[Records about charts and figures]
◆ ◆ ◆ ◆
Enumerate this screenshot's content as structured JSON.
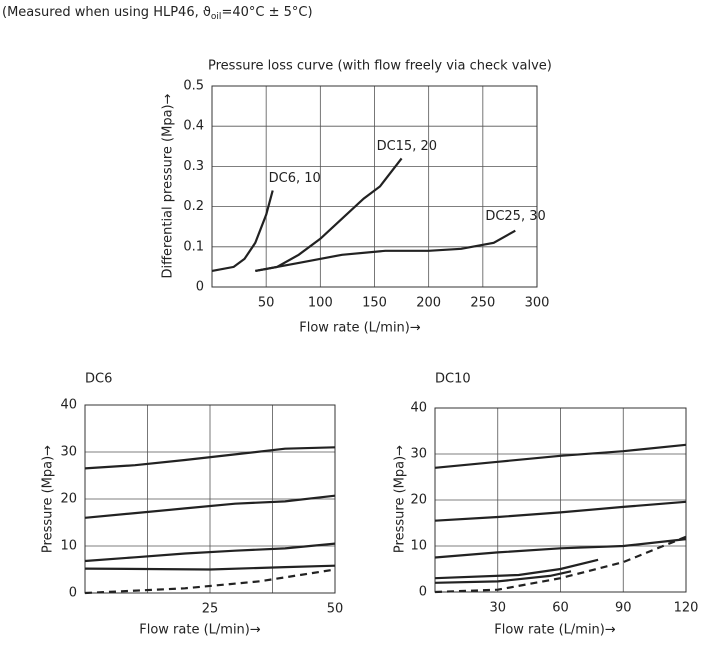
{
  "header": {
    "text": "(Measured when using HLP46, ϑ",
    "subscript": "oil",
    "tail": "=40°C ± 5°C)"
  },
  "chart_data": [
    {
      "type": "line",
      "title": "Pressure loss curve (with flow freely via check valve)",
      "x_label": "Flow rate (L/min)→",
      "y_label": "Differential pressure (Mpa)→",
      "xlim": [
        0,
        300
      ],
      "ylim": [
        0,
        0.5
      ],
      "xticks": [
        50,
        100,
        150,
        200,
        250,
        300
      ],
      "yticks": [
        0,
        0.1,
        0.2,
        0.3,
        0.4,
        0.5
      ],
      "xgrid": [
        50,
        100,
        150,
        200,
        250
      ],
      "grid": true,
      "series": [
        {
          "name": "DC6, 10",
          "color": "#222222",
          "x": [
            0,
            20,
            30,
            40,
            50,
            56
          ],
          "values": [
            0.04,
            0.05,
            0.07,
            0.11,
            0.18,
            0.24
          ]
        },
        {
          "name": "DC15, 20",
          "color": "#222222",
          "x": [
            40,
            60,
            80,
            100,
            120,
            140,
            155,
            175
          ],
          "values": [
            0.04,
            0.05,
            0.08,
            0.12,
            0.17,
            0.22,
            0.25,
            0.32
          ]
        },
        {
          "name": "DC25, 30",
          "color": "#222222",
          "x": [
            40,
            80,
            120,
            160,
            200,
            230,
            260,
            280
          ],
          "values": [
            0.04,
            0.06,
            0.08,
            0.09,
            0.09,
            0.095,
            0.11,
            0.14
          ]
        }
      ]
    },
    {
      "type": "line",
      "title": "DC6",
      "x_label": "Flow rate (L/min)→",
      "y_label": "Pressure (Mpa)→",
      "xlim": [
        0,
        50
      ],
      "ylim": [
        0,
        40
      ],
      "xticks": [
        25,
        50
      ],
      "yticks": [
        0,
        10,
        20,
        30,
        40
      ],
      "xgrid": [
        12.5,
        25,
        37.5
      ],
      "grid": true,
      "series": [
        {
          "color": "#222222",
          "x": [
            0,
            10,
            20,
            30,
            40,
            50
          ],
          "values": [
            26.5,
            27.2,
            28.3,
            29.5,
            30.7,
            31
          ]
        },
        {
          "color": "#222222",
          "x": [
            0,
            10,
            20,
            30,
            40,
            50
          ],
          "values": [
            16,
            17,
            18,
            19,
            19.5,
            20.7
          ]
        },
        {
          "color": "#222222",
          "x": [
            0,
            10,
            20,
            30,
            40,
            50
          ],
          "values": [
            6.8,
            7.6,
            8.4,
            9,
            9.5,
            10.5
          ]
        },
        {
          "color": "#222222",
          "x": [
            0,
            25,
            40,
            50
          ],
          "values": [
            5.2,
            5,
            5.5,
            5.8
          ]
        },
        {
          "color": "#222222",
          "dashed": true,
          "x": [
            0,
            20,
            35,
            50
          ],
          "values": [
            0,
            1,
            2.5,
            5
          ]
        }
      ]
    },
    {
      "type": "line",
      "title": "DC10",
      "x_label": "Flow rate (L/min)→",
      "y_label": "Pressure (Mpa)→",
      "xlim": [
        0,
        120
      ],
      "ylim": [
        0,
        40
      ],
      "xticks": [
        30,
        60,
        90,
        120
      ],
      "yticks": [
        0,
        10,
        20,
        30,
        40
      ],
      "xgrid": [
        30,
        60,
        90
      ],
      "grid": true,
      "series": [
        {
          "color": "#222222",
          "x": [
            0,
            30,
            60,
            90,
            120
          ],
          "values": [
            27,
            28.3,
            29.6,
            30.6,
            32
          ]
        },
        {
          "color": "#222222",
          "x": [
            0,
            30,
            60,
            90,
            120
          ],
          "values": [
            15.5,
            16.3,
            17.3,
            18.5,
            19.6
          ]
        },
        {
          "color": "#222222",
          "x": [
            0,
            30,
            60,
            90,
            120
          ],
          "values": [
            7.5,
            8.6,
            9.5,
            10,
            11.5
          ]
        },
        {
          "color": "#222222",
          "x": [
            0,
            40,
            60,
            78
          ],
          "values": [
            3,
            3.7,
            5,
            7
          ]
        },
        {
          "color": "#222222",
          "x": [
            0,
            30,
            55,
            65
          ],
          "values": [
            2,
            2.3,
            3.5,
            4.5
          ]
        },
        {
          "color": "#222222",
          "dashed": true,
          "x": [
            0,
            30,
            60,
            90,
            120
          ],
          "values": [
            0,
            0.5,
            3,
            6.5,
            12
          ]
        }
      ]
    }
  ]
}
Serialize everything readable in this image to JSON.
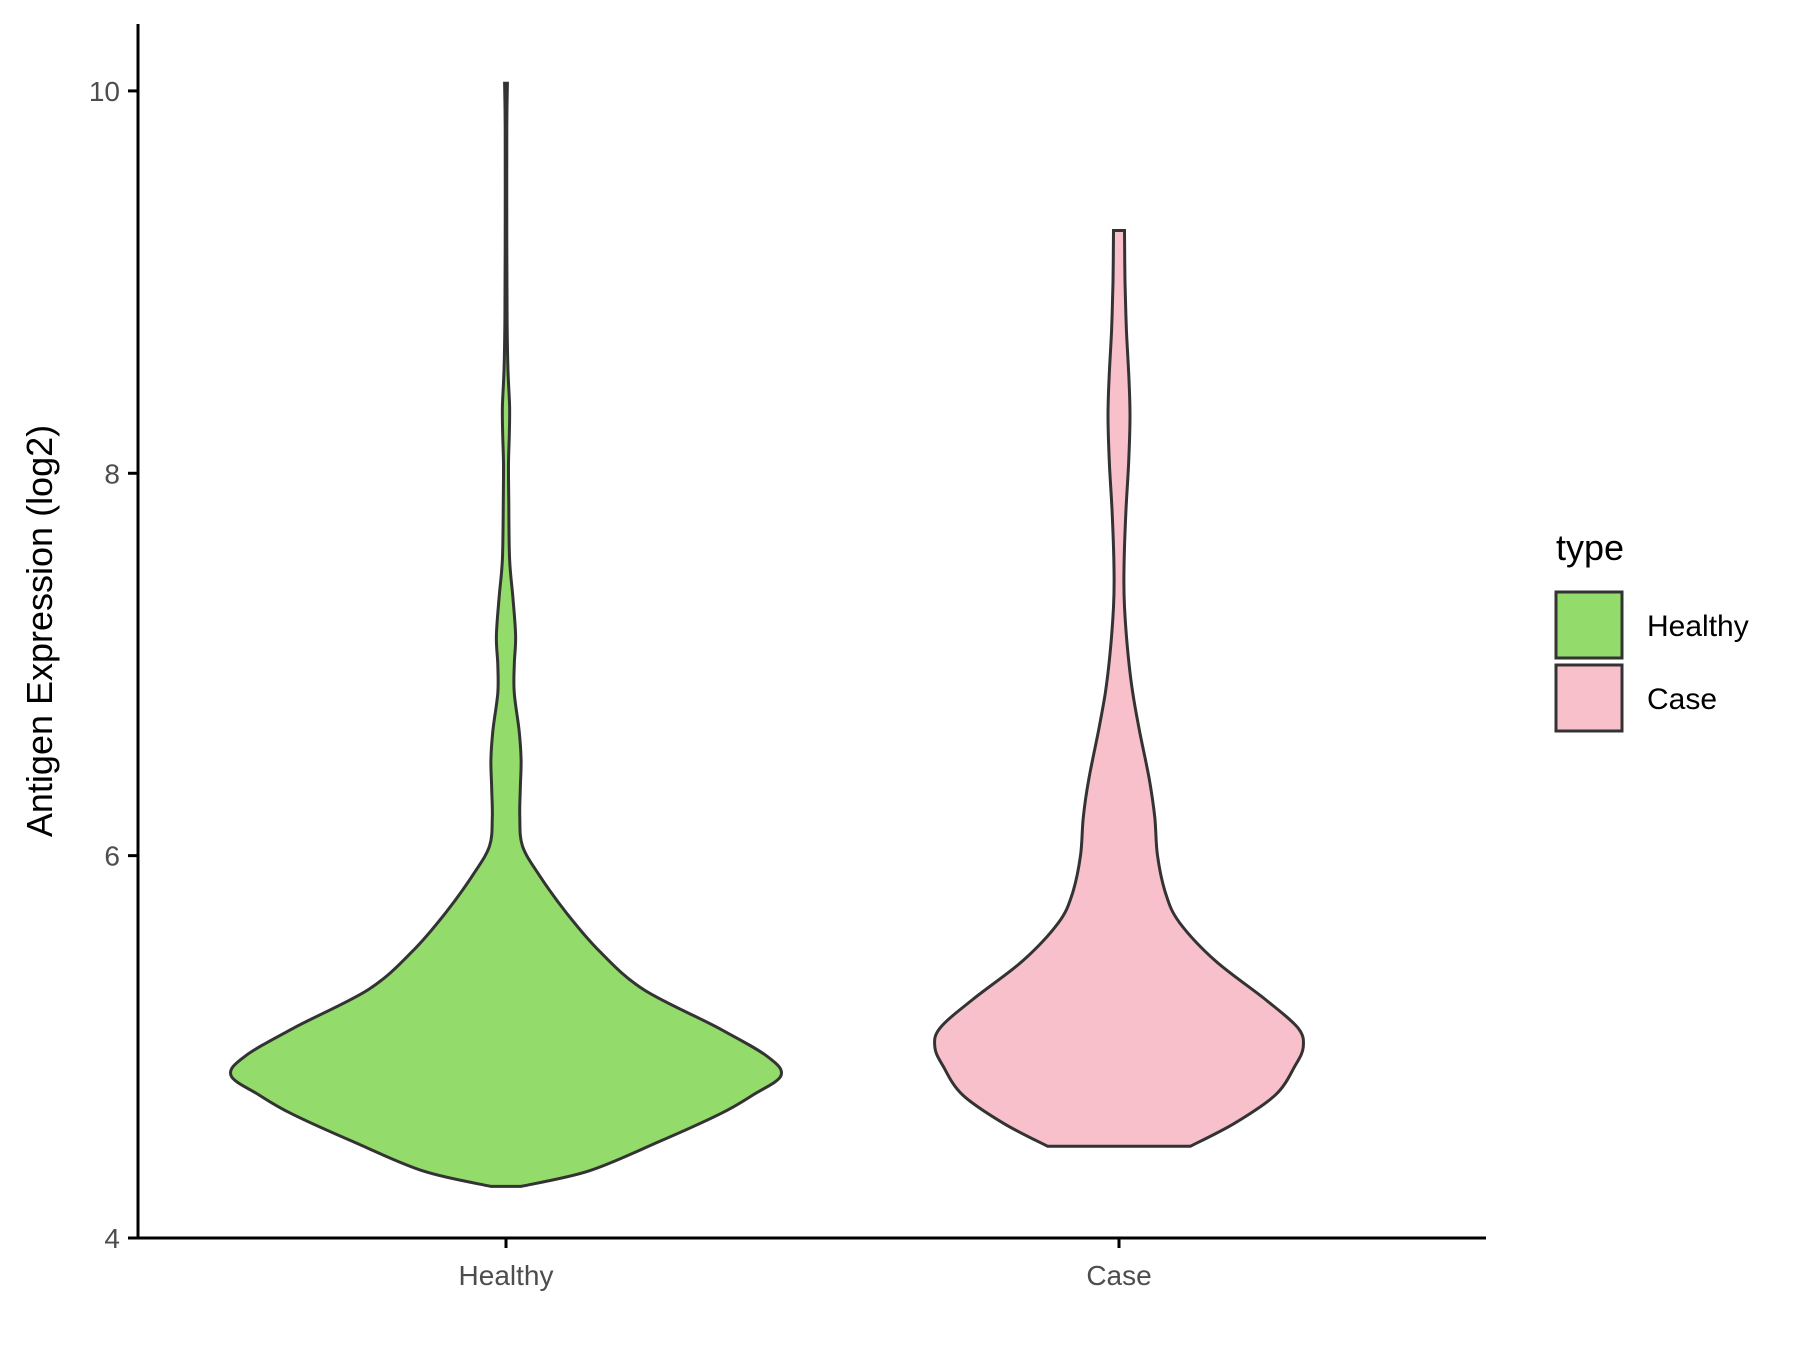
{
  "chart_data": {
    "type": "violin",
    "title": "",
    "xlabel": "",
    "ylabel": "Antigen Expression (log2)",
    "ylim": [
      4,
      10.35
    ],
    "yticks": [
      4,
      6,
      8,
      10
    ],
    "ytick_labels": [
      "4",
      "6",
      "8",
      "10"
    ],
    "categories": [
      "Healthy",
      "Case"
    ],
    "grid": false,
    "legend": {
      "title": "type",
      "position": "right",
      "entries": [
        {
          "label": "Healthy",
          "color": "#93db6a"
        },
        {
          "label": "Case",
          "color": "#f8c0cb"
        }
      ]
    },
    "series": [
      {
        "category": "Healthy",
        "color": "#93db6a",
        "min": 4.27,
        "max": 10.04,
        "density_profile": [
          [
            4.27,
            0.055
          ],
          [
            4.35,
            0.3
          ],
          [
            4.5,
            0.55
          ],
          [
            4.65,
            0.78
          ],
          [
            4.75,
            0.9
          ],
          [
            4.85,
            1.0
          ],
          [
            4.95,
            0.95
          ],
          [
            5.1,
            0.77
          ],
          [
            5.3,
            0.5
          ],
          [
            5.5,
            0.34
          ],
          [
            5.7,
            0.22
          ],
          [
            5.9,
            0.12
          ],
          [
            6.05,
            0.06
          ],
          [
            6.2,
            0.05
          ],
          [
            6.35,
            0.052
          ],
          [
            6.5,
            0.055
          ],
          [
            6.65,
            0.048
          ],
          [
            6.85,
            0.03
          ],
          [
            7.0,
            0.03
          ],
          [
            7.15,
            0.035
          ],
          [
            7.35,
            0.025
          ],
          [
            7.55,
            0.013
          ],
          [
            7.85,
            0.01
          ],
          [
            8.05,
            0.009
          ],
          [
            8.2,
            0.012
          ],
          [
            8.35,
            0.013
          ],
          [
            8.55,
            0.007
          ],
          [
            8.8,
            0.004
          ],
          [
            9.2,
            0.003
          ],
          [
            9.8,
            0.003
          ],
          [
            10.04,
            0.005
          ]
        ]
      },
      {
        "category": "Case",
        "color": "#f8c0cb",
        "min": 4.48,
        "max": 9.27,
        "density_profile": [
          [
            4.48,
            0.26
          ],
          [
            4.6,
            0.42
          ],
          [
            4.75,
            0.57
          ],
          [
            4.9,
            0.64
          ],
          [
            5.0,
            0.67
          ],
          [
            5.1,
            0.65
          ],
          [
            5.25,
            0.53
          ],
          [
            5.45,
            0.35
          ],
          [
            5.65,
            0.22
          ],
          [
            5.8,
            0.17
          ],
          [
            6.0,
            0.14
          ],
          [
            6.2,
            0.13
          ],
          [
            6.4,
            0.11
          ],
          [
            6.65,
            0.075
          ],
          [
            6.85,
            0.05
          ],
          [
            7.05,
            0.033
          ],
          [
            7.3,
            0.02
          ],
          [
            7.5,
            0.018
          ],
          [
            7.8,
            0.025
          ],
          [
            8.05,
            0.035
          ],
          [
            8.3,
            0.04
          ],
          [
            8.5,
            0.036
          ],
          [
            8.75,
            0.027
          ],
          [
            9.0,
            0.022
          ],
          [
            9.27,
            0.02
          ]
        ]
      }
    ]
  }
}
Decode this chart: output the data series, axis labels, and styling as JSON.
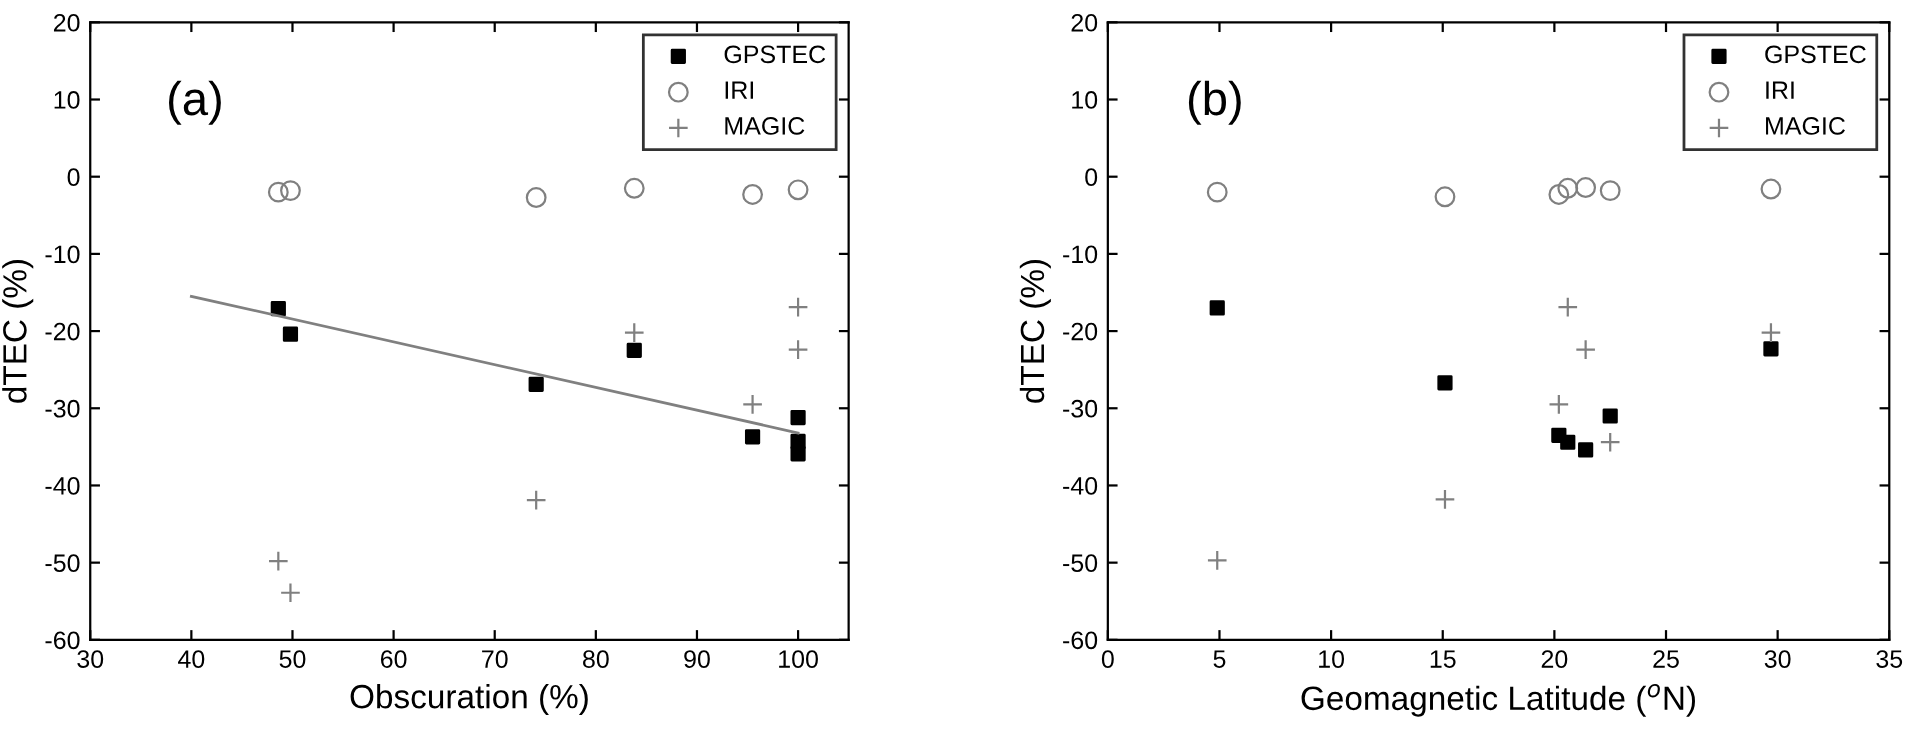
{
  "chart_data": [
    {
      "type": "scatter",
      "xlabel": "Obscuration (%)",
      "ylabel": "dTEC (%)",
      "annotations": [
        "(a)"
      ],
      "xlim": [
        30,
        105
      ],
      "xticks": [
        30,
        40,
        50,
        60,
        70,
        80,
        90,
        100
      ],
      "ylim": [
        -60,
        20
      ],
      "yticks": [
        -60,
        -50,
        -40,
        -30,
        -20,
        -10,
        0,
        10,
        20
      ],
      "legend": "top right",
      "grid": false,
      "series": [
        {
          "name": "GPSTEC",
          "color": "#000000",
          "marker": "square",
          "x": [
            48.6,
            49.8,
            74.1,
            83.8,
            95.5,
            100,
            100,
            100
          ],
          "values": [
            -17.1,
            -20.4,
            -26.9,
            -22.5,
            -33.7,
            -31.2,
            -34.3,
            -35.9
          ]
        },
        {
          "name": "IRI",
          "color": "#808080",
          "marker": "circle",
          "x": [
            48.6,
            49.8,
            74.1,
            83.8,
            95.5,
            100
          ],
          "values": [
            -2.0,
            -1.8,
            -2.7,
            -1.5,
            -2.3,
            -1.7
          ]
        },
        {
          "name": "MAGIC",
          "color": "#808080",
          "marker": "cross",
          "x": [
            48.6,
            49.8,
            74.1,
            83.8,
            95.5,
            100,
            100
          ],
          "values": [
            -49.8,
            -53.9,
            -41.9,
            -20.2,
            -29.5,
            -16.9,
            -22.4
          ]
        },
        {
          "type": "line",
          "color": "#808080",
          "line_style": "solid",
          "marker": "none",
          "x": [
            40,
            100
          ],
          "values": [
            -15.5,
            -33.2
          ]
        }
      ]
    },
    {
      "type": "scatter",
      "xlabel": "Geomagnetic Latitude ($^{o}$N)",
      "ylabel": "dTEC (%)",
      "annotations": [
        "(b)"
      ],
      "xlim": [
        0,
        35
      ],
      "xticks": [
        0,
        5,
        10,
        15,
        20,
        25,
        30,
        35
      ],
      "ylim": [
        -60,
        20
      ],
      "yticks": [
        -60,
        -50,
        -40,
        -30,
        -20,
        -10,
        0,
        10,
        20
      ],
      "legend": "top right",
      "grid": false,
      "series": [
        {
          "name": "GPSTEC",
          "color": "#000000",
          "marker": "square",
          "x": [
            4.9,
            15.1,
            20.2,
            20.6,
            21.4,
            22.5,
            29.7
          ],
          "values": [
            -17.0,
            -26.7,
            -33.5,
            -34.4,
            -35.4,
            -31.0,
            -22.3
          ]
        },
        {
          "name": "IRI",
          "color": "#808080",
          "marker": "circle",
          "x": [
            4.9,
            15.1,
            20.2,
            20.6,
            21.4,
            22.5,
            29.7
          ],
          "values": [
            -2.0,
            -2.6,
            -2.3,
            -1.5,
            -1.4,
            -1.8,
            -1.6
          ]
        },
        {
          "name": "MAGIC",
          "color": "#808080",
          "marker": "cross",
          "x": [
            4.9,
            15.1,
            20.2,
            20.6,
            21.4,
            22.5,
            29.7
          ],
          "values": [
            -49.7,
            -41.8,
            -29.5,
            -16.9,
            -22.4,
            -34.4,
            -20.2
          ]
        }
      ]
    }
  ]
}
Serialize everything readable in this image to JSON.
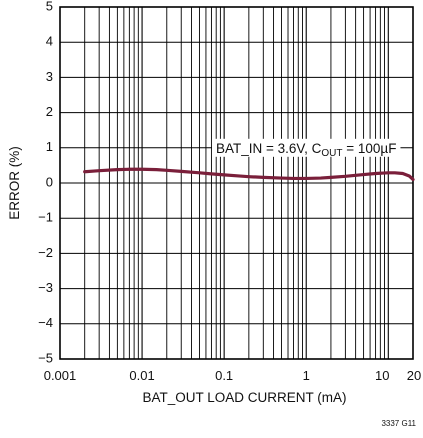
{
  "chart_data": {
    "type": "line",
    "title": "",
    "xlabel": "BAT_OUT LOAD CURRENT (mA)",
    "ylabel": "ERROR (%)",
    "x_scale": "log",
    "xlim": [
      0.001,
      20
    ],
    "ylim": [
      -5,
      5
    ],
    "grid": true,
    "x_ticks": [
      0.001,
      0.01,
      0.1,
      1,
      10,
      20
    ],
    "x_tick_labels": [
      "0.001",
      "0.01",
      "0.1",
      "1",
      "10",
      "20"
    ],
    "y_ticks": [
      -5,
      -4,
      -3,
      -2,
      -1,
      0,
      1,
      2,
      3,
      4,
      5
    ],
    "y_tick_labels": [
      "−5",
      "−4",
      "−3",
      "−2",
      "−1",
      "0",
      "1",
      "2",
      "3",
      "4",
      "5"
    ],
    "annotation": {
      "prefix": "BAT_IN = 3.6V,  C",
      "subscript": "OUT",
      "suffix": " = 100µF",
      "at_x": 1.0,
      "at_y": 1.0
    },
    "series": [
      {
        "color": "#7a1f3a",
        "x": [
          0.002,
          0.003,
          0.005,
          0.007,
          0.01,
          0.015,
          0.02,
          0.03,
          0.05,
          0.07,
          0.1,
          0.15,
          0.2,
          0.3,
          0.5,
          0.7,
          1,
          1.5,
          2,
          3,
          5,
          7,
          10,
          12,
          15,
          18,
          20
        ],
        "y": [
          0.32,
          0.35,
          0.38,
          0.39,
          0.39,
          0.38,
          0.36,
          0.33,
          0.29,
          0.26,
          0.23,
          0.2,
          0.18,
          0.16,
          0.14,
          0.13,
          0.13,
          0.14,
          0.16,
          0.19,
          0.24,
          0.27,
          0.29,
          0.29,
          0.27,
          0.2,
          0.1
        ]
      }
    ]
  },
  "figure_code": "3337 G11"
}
◆ ◆ ◆ ◆
◆ OBJECTIVE
Out of the material above, gather each line where "xlabel" appears.

◆ FINISHED ANSWER
    "xlabel": "",
      "xlabel": "Obscuration (%)",
      "xlabel": "Geomagnetic Latitude ($^{o}$N)",
    "xlabel": "BAT_OUT LOAD CURRENT (mA)",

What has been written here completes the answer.